* [Written exercise] Gather, from the data below, each line in which the word "your" occurs.
★ ★ ★ ★
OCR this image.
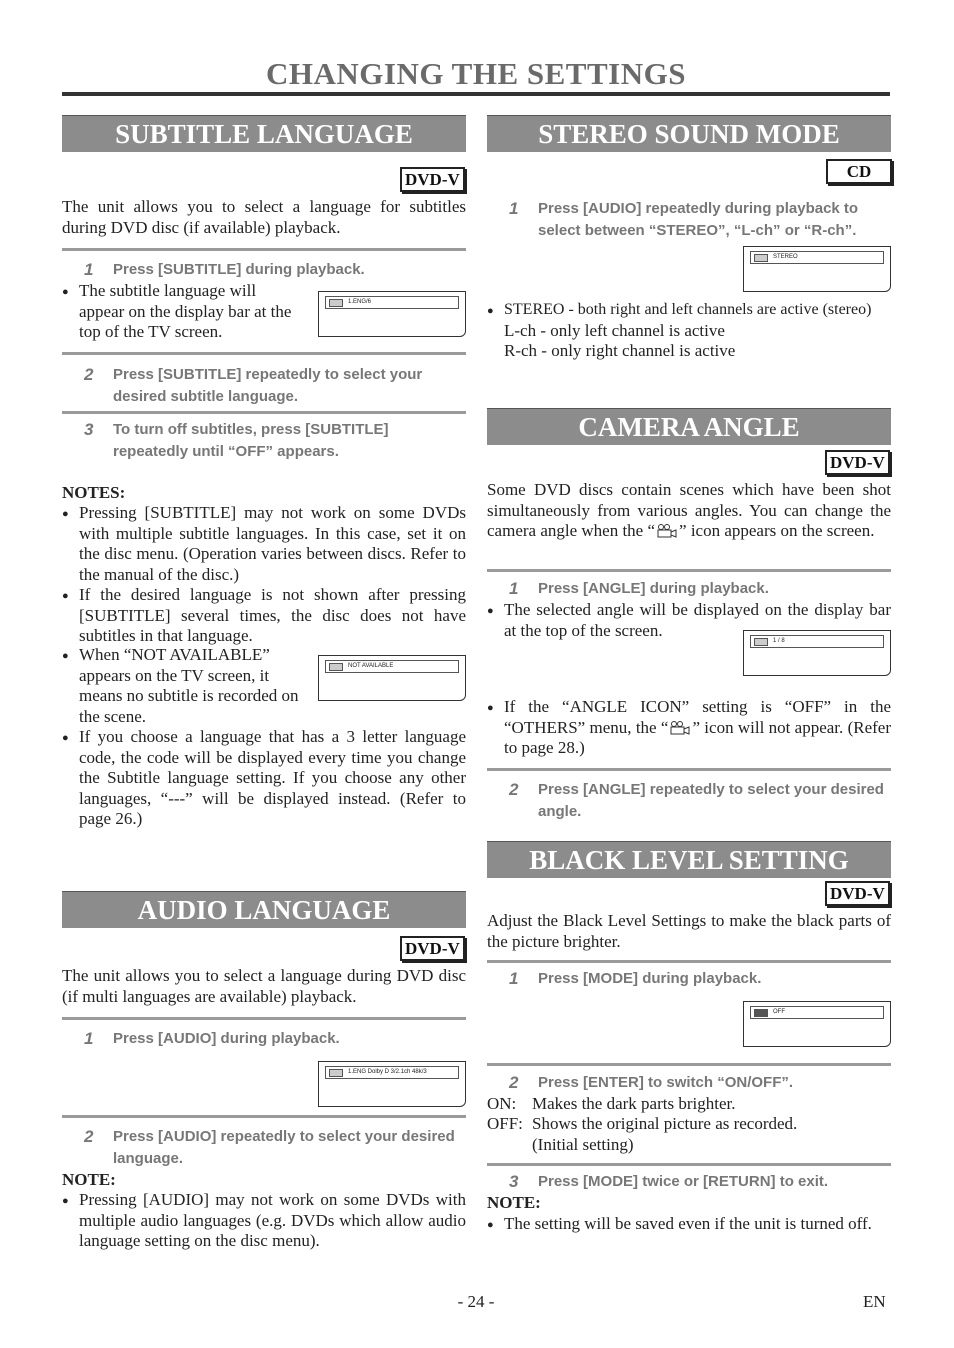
CHANGING THE SETTINGS
SUBTITLE LANGUAGE
DVD-V
The unit allows you to select a language for subtitles during DVD disc (if available) playback.
1 Press [SUBTITLE] during playback.
● The subtitle language will appear on the display bar at the top of the TV screen.
1.ENG/6
2 Press [SUBTITLE] repeatedly to select your desired subtitle language.
3 To turn off subtitles, press [SUBTITLE] repeatedly until “OFF” appears.
NOTES:
● Pressing [SUBTITLE] may not work on some DVDs with multiple subtitle languages. In this case, set it on the disc menu. (Operation varies between discs. Refer to the manual of the disc.)
● If the desired language is not shown after pressing [SUBTITLE] several times, the disc does not have subtitles in that language.
● When “NOT AVAILABLE” appears on the TV screen, it means no subtitle is recorded on the scene.
NOT AVAILABLE
● If you choose a language that has a 3 letter language code, the code will be displayed every time you change the Subtitle language setting. If you choose any other languages, “---” will be displayed instead. (Refer to page 26.)
AUDIO LANGUAGE
DVD-V
The unit allows you to select a language during DVD disc (if multi languages are available) playback.
1 Press [AUDIO] during playback.
1.ENG Dolby D 3/2.1ch 48k/3
2 Press [AUDIO] repeatedly to select your desired language.
NOTE:
● Pressing [AUDIO] may not work on some DVDs with multiple audio languages (e.g. DVDs which allow audio language setting on the disc menu).
STEREO SOUND MODE
CD
1 Press [AUDIO] repeatedly during playback to select between “STEREO”, “L-ch” or “R-ch”.
STEREO
● STEREO - both right and left channels are active (stereo)
L-ch - only left channel is active
R-ch - only right channel is active
CAMERA ANGLE
DVD-V
Some DVD discs contain scenes which have been shot simultaneously from various angles. You can change the camera angle when the “ ” icon appears on the screen.
1 Press [ANGLE] during playback.
● The selected angle will be displayed on the display bar at the top of the screen.
1 / 8
● If the “ANGLE ICON” setting is “OFF” in the “OTHERS” menu, the “ ” icon will not appear. (Refer to page 28.)
2 Press [ANGLE] repeatedly to select your desired angle.
BLACK LEVEL SETTING
DVD-V
Adjust the Black Level Settings to make the black parts of the picture brighter.
1 Press [MODE] during playback.
OFF
2 Press [ENTER] to switch “ON/OFF”.
ON: Makes the dark parts brighter.
OFF: Shows the original picture as recorded.
(Initial setting)
3 Press [MODE] twice or [RETURN] to exit.
NOTE:
● The setting will be saved even if the unit is turned off.
- 24 -	EN
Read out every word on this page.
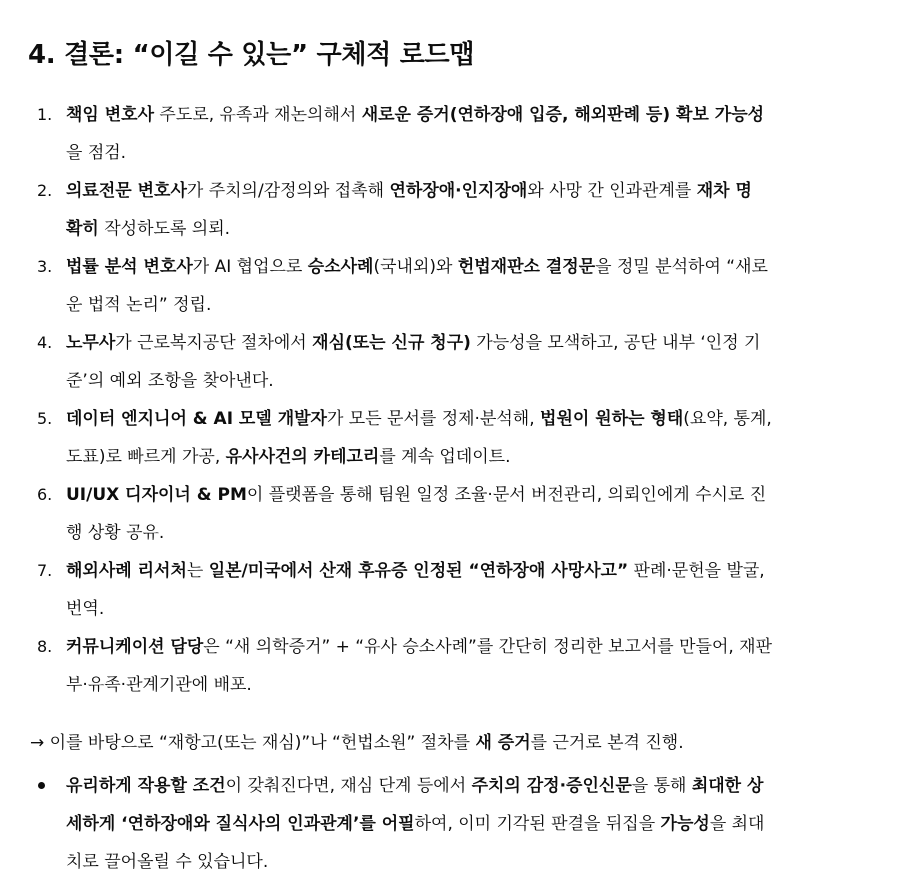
4. 결론: “이길 수 있는” 구체적 로드맵
1. 책임 변호사 주도로, 유족과 재논의해서 새로운 증거(연하장애 입증, 해외판례 등) 확보 가능성
을 점검.
2. 의료전문 변호사가 주치의/감정의와 접촉해 연하장애·인지장애와 사망 간 인과관계를 재차 명
확히 작성하도록 의뢰.
3. 법률 분석 변호사가 AI 협업으로 승소사례(국내외)와 헌법재판소 결정문을 정밀 분석하여 “새로
운 법적 논리” 정립.
4. 노무사가 근로복지공단 절차에서 재심(또는 신규 청구) 가능성을 모색하고, 공단 내부 ‘인정 기
준’의 예외 조항을 찾아낸다.
5. 데이터 엔지니어 & AI 모델 개발자가 모든 문서를 정제·분석해, 법원이 원하는 형태(요약, 통계,
도표)로 빠르게 가공, 유사사건의 카테고리를 계속 업데이트.
6. UI/UX 디자이너 & PM이 플랫폼을 통해 팀원 일정 조율·문서 버전관리, 의뢰인에게 수시로 진
행 상황 공유.
7. 해외사례 리서처는 일본/미국에서 산재 후유증 인정된 “연하장애 사망사고” 판례·문헌을 발굴,
번역.
8. 커뮤니케이션 담당은 “새 의학증거” + “유사 승소사례”를 간단히 정리한 보고서를 만들어, 재판
부·유족·관계기관에 배포.
→ 이를 바탕으로 “재항고(또는 재심)”나 “헌법소원” 절차를 새 증거를 근거로 본격 진행.
유리하게 작용할 조건이 갖춰진다면, 재심 단계 등에서 주치의 감정·증인신문을 통해 최대한 상
세하게 ‘연하장애와 질식사의 인과관계’를 어필하여, 이미 기각된 판결을 뒤집을 가능성을 최대
치로 끌어올릴 수 있습니다.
★ ★ ★ ★
* [Written solution]
2 Press [SUBTITLE] repeatedly to select your desired subtitle language.
2 Press [AUDIO] repeatedly to select your desired language.
2 Press [ANGLE] repeatedly to select your desired angle.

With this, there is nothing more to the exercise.